* **TASK STATEMENT**
The records that follow need to be output exactly as they are.

* **MATERIAL SUPPLIED**
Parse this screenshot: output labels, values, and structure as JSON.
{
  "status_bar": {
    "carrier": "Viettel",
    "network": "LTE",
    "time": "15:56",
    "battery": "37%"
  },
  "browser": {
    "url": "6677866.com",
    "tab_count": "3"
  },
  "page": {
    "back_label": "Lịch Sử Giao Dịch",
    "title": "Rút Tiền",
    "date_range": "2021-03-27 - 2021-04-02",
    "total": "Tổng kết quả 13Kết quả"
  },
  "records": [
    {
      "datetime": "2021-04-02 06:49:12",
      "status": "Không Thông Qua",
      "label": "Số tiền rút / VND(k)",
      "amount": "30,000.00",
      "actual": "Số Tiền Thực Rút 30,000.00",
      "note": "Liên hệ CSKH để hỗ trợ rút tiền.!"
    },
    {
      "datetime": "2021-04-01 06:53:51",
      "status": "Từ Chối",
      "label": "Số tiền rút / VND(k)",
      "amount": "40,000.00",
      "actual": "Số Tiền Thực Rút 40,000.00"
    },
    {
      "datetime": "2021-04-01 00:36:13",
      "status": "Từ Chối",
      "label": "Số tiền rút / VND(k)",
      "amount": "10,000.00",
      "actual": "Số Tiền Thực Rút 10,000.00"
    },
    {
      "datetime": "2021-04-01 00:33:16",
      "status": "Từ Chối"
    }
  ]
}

* **RESPONSE FOR THIS EXERCISE**
Parse this screenshot: output labels, values, and structure as JSON.
{
  "status_bar": {
    "carrier": "Viettel",
    "network": "LTE",
    "time": "15:56",
    "battery": "37%"
  },
  "browser": {
    "url": "6677866.com",
    "tab_count": "3"
  },
  "page": {
    "back_label": "Lịch Sử Giao Dịch",
    "title": "Rút Tiền",
    "date_range": "2021-03-27 - 2021-04-02",
    "total": "Tổng kết quả 13Kết quả"
  },
  "records": [
    {
      "datetime": "2021-04-02 06:49:12",
      "status": "Không Thông Qua",
      "label": "Số tiền rút / VND(k)",
      "amount": "30,000.00",
      "actual": "Số Tiền Thực Rút 30,000.00",
      "note": "Liên hệ CSKH để hỗ trợ rút tiền.!"
    },
    {
      "datetime": "2021-04-01 06:53:51",
      "status": "Từ Chối",
      "label": "Số tiền rút / VND(k)",
      "amount": "40,000.00",
      "actual": "Số Tiền Thực Rút 40,000.00"
    },
    {
      "datetime": "2021-04-01 00:36:13",
      "status": "Từ Chối",
      "label": "Số tiền rút / VND(k)",
      "amount": "10,000.00",
      "actual": "Số Tiền Thực Rút 10,000.00"
    },
    {
      "datetime": "2021-04-01 00:33:16",
      "status": "Từ Chối"
    }
  ]
}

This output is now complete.